■ DO THIS ■
Where the data below has the string "will", return the whole line.

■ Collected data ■
::::::::::

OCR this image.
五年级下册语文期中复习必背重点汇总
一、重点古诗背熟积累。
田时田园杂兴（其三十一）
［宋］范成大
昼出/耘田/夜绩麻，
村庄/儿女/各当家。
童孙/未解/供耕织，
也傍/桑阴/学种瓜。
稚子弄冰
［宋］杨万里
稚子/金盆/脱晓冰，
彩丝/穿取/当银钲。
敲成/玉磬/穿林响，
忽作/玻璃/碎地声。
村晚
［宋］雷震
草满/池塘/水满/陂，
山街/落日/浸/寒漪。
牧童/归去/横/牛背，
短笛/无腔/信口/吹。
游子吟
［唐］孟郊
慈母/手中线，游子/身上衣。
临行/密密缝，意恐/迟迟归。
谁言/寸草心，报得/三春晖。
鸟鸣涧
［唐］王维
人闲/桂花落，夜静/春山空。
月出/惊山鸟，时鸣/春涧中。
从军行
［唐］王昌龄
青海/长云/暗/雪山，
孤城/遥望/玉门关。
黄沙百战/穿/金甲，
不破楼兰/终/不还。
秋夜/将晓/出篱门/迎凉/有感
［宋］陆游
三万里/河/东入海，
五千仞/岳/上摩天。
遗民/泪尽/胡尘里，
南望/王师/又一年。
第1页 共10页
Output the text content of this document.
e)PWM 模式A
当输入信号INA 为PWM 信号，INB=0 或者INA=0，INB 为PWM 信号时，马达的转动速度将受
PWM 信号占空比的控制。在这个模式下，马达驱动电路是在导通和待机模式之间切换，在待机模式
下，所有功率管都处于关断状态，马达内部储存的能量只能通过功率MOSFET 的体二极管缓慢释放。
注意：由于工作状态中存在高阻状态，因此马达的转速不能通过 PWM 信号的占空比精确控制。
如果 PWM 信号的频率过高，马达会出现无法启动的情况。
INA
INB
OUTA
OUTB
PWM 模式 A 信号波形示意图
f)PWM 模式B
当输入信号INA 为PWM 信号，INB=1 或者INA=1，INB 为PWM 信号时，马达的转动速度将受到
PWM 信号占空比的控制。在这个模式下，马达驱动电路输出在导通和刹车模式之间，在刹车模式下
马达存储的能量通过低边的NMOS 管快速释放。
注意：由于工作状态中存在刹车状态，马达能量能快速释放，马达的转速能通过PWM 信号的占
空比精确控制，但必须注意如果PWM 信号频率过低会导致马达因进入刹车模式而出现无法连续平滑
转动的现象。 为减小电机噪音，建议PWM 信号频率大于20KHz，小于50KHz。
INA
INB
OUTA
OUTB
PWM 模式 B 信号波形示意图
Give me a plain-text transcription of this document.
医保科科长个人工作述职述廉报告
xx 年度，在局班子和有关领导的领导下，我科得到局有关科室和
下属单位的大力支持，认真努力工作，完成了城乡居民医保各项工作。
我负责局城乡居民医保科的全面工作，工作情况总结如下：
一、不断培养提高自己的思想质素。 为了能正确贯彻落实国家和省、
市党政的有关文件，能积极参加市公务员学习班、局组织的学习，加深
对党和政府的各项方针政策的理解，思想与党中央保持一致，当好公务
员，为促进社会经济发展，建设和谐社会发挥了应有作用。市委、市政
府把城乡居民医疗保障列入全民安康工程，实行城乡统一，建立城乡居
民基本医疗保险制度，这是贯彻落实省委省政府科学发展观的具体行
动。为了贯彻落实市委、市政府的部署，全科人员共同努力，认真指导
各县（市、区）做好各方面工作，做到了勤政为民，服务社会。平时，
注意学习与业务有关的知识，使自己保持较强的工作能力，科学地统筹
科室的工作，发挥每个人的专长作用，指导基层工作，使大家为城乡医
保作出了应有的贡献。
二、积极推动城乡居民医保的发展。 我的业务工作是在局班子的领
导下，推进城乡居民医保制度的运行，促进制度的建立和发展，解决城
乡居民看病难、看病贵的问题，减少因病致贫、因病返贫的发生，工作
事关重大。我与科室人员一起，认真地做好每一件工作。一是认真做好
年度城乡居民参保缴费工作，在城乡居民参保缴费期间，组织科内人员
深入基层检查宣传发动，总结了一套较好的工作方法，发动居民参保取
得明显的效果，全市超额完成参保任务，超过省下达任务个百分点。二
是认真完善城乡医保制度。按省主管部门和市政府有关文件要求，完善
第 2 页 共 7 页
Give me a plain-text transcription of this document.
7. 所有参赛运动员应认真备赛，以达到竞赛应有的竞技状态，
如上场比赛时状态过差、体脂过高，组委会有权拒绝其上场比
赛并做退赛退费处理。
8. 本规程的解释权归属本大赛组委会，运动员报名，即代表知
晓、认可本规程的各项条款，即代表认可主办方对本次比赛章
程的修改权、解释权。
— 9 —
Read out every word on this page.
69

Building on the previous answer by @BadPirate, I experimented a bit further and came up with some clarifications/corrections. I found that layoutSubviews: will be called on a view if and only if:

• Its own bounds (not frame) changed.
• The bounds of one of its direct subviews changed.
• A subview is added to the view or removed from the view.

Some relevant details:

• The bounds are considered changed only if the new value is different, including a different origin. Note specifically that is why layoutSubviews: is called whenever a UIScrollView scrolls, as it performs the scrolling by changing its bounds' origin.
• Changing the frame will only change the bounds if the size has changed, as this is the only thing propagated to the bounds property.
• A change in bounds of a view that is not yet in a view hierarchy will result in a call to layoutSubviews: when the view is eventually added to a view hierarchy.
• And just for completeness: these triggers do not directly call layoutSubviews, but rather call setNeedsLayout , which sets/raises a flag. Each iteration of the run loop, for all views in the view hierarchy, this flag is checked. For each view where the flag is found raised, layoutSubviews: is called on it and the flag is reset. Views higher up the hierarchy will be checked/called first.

::::::::::

■ THE RESULT ■
Building on the previous answer by @BadPirate, I experimented a bit further and came up with some clarifications/corrections. I found that layoutSubviews: will be called on a view if and only if:
• Changing the frame will only change the bounds if the size has changed, as this is the only thing propagated to the bounds property.
• A change in bounds of a view that is not yet in a view hierarchy will result in a call to layoutSubviews: when the view is eventually added to a view hierarchy.
• And just for completeness: these triggers do not directly call layoutSubviews, but rather call setNeedsLayout , which sets/raises a flag. Each iteration of the run loop, for all views in the view hierarchy, this flag is checked. For each view where the flag is found raised, layoutSubviews: is called on it and the flag is reset. Views higher up the hierarchy will be checked/called first.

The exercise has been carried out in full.